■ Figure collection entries
-------

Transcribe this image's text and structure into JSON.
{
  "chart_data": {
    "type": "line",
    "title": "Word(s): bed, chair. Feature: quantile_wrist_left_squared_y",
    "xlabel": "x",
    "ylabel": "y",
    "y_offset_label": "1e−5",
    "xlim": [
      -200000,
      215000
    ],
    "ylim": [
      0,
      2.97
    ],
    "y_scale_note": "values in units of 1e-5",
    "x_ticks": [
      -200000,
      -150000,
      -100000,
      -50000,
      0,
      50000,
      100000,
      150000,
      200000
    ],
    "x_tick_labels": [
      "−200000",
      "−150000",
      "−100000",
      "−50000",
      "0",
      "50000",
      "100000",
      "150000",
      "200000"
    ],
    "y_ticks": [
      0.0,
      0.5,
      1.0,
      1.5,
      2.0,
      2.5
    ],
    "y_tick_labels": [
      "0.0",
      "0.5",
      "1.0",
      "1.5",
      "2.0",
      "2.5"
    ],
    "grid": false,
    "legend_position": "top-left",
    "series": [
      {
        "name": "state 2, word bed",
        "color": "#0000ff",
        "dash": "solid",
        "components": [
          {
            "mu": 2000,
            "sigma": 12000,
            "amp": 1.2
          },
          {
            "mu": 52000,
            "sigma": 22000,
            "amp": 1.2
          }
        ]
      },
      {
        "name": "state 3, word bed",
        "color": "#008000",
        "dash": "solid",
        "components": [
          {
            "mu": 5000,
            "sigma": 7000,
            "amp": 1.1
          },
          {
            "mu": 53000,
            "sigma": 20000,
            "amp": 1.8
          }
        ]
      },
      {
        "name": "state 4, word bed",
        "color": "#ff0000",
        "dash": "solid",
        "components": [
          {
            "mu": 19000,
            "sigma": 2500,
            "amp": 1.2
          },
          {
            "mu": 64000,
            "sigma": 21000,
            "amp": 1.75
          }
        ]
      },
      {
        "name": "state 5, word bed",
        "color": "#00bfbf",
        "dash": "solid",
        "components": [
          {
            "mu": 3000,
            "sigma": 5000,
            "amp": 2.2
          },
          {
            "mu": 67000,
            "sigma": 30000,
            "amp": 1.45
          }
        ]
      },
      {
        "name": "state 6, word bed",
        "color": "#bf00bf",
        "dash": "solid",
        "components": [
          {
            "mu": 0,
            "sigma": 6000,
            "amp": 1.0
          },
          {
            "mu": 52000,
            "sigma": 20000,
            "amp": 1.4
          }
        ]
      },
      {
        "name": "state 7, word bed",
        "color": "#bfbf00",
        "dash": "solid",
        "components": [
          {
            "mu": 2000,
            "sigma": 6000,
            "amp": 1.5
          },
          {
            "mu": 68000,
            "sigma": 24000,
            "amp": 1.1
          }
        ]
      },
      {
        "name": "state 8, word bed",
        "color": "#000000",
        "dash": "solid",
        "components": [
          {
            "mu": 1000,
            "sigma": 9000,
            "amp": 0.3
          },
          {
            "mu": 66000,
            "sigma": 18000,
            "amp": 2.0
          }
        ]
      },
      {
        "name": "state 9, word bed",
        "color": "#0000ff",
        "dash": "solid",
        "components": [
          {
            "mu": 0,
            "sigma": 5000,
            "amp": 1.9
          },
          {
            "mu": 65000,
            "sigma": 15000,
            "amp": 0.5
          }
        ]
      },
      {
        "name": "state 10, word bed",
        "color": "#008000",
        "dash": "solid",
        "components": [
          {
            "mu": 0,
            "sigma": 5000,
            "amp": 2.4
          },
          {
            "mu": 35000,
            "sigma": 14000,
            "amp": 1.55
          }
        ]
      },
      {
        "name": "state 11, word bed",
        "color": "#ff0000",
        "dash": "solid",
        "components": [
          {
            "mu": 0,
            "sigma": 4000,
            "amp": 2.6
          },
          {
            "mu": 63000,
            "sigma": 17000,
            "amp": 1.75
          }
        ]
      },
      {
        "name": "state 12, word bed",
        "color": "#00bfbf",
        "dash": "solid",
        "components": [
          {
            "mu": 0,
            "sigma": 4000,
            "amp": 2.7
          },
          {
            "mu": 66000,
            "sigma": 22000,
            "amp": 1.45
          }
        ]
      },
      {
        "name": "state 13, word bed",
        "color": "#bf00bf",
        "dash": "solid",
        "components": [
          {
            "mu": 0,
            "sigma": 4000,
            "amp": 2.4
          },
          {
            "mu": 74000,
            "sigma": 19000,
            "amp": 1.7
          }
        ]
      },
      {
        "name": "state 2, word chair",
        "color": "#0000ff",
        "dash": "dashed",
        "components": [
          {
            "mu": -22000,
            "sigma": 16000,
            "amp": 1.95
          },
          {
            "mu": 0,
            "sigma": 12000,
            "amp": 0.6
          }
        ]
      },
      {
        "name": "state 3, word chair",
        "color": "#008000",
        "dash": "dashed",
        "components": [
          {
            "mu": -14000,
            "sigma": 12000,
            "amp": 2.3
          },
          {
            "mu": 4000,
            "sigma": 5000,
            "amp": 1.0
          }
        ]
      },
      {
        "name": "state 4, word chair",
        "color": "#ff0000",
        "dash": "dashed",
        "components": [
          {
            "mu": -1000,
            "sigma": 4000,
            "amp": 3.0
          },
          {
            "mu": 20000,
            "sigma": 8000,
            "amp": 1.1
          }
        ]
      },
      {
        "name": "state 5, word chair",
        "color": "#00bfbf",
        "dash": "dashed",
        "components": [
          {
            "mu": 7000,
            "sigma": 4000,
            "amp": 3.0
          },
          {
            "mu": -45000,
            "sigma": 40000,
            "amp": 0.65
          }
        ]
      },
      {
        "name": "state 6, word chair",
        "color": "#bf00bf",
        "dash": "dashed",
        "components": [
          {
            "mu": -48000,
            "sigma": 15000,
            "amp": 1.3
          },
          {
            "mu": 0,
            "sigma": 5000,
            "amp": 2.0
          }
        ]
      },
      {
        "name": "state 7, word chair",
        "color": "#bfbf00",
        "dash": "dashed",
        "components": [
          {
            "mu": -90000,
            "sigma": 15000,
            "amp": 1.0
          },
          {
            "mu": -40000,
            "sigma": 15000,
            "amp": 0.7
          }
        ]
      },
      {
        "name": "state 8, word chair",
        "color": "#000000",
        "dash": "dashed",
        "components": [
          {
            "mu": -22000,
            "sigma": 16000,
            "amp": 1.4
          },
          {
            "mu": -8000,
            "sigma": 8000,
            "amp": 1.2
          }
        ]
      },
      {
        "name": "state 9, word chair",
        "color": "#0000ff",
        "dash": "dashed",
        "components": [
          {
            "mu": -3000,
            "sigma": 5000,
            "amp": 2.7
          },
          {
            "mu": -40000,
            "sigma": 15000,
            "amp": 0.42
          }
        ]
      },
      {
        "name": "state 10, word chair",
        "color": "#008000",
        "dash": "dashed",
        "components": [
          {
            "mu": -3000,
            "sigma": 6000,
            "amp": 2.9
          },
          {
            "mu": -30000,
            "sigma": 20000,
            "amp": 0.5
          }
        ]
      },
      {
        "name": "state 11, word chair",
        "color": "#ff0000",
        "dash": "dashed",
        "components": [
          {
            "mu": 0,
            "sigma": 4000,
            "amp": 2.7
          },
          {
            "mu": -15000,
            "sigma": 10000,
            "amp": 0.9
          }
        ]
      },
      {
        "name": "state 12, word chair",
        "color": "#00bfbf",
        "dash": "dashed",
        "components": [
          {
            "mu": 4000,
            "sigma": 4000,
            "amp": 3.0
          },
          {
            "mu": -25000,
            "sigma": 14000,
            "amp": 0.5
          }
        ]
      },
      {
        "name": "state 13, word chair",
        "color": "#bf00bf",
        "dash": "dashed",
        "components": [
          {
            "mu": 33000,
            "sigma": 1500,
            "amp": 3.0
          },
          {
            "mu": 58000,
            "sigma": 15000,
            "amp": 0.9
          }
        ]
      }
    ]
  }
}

-------

■ Exercise aim
Please output the entire listing exactly as it stands.

■ Output below
Transcribe this image's text and structure into JSON.
{
  "chart_data": {
    "type": "line",
    "title": "Word(s): bed, chair. Feature: quantile_wrist_left_squared_y",
    "xlabel": "x",
    "ylabel": "y",
    "y_offset_label": "1e−5",
    "xlim": [
      -200000,
      215000
    ],
    "ylim": [
      0,
      2.97
    ],
    "y_scale_note": "values in units of 1e-5",
    "x_ticks": [
      -200000,
      -150000,
      -100000,
      -50000,
      0,
      50000,
      100000,
      150000,
      200000
    ],
    "x_tick_labels": [
      "−200000",
      "−150000",
      "−100000",
      "−50000",
      "0",
      "50000",
      "100000",
      "150000",
      "200000"
    ],
    "y_ticks": [
      0.0,
      0.5,
      1.0,
      1.5,
      2.0,
      2.5
    ],
    "y_tick_labels": [
      "0.0",
      "0.5",
      "1.0",
      "1.5",
      "2.0",
      "2.5"
    ],
    "grid": false,
    "legend_position": "top-left",
    "series": [
      {
        "name": "state 2, word bed",
        "color": "#0000ff",
        "dash": "solid",
        "components": [
          {
            "mu": 2000,
            "sigma": 12000,
            "amp": 1.2
          },
          {
            "mu": 52000,
            "sigma": 22000,
            "amp": 1.2
          }
        ]
      },
      {
        "name": "state 3, word bed",
        "color": "#008000",
        "dash": "solid",
        "components": [
          {
            "mu": 5000,
            "sigma": 7000,
            "amp": 1.1
          },
          {
            "mu": 53000,
            "sigma": 20000,
            "amp": 1.8
          }
        ]
      },
      {
        "name": "state 4, word bed",
        "color": "#ff0000",
        "dash": "solid",
        "components": [
          {
            "mu": 19000,
            "sigma": 2500,
            "amp": 1.2
          },
          {
            "mu": 64000,
            "sigma": 21000,
            "amp": 1.75
          }
        ]
      },
      {
        "name": "state 5, word bed",
        "color": "#00bfbf",
        "dash": "solid",
        "components": [
          {
            "mu": 3000,
            "sigma": 5000,
            "amp": 2.2
          },
          {
            "mu": 67000,
            "sigma": 30000,
            "amp": 1.45
          }
        ]
      },
      {
        "name": "state 6, word bed",
        "color": "#bf00bf",
        "dash": "solid",
        "components": [
          {
            "mu": 0,
            "sigma": 6000,
            "amp": 1.0
          },
          {
            "mu": 52000,
            "sigma": 20000,
            "amp": 1.4
          }
        ]
      },
      {
        "name": "state 7, word bed",
        "color": "#bfbf00",
        "dash": "solid",
        "components": [
          {
            "mu": 2000,
            "sigma": 6000,
            "amp": 1.5
          },
          {
            "mu": 68000,
            "sigma": 24000,
            "amp": 1.1
          }
        ]
      },
      {
        "name": "state 8, word bed",
        "color": "#000000",
        "dash": "solid",
        "components": [
          {
            "mu": 1000,
            "sigma": 9000,
            "amp": 0.3
          },
          {
            "mu": 66000,
            "sigma": 18000,
            "amp": 2.0
          }
        ]
      },
      {
        "name": "state 9, word bed",
        "color": "#0000ff",
        "dash": "solid",
        "components": [
          {
            "mu": 0,
            "sigma": 5000,
            "amp": 1.9
          },
          {
            "mu": 65000,
            "sigma": 15000,
            "amp": 0.5
          }
        ]
      },
      {
        "name": "state 10, word bed",
        "color": "#008000",
        "dash": "solid",
        "components": [
          {
            "mu": 0,
            "sigma": 5000,
            "amp": 2.4
          },
          {
            "mu": 35000,
            "sigma": 14000,
            "amp": 1.55
          }
        ]
      },
      {
        "name": "state 11, word bed",
        "color": "#ff0000",
        "dash": "solid",
        "components": [
          {
            "mu": 0,
            "sigma": 4000,
            "amp": 2.6
          },
          {
            "mu": 63000,
            "sigma": 17000,
            "amp": 1.75
          }
        ]
      },
      {
        "name": "state 12, word bed",
        "color": "#00bfbf",
        "dash": "solid",
        "components": [
          {
            "mu": 0,
            "sigma": 4000,
            "amp": 2.7
          },
          {
            "mu": 66000,
            "sigma": 22000,
            "amp": 1.45
          }
        ]
      },
      {
        "name": "state 13, word bed",
        "color": "#bf00bf",
        "dash": "solid",
        "components": [
          {
            "mu": 0,
            "sigma": 4000,
            "amp": 2.4
          },
          {
            "mu": 74000,
            "sigma": 19000,
            "amp": 1.7
          }
        ]
      },
      {
        "name": "state 2, word chair",
        "color": "#0000ff",
        "dash": "dashed",
        "components": [
          {
            "mu": -22000,
            "sigma": 16000,
            "amp": 1.95
          },
          {
            "mu": 0,
            "sigma": 12000,
            "amp": 0.6
          }
        ]
      },
      {
        "name": "state 3, word chair",
        "color": "#008000",
        "dash": "dashed",
        "components": [
          {
            "mu": -14000,
            "sigma": 12000,
            "amp": 2.3
          },
          {
            "mu": 4000,
            "sigma": 5000,
            "amp": 1.0
          }
        ]
      },
      {
        "name": "state 4, word chair",
        "color": "#ff0000",
        "dash": "dashed",
        "components": [
          {
            "mu": -1000,
            "sigma": 4000,
            "amp": 3.0
          },
          {
            "mu": 20000,
            "sigma": 8000,
            "amp": 1.1
          }
        ]
      },
      {
        "name": "state 5, word chair",
        "color": "#00bfbf",
        "dash": "dashed",
        "components": [
          {
            "mu": 7000,
            "sigma": 4000,
            "amp": 3.0
          },
          {
            "mu": -45000,
            "sigma": 40000,
            "amp": 0.65
          }
        ]
      },
      {
        "name": "state 6, word chair",
        "color": "#bf00bf",
        "dash": "dashed",
        "components": [
          {
            "mu": -48000,
            "sigma": 15000,
            "amp": 1.3
          },
          {
            "mu": 0,
            "sigma": 5000,
            "amp": 2.0
          }
        ]
      },
      {
        "name": "state 7, word chair",
        "color": "#bfbf00",
        "dash": "dashed",
        "components": [
          {
            "mu": -90000,
            "sigma": 15000,
            "amp": 1.0
          },
          {
            "mu": -40000,
            "sigma": 15000,
            "amp": 0.7
          }
        ]
      },
      {
        "name": "state 8, word chair",
        "color": "#000000",
        "dash": "dashed",
        "components": [
          {
            "mu": -22000,
            "sigma": 16000,
            "amp": 1.4
          },
          {
            "mu": -8000,
            "sigma": 8000,
            "amp": 1.2
          }
        ]
      },
      {
        "name": "state 9, word chair",
        "color": "#0000ff",
        "dash": "dashed",
        "components": [
          {
            "mu": -3000,
            "sigma": 5000,
            "amp": 2.7
          },
          {
            "mu": -40000,
            "sigma": 15000,
            "amp": 0.42
          }
        ]
      },
      {
        "name": "state 10, word chair",
        "color": "#008000",
        "dash": "dashed",
        "components": [
          {
            "mu": -3000,
            "sigma": 6000,
            "amp": 2.9
          },
          {
            "mu": -30000,
            "sigma": 20000,
            "amp": 0.5
          }
        ]
      },
      {
        "name": "state 11, word chair",
        "color": "#ff0000",
        "dash": "dashed",
        "components": [
          {
            "mu": 0,
            "sigma": 4000,
            "amp": 2.7
          },
          {
            "mu": -15000,
            "sigma": 10000,
            "amp": 0.9
          }
        ]
      },
      {
        "name": "state 12, word chair",
        "color": "#00bfbf",
        "dash": "dashed",
        "components": [
          {
            "mu": 4000,
            "sigma": 4000,
            "amp": 3.0
          },
          {
            "mu": -25000,
            "sigma": 14000,
            "amp": 0.5
          }
        ]
      },
      {
        "name": "state 13, word chair",
        "color": "#bf00bf",
        "dash": "dashed",
        "components": [
          {
            "mu": 33000,
            "sigma": 1500,
            "amp": 3.0
          },
          {
            "mu": 58000,
            "sigma": 15000,
            "amp": 0.9
          }
        ]
      }
    ]
  }
}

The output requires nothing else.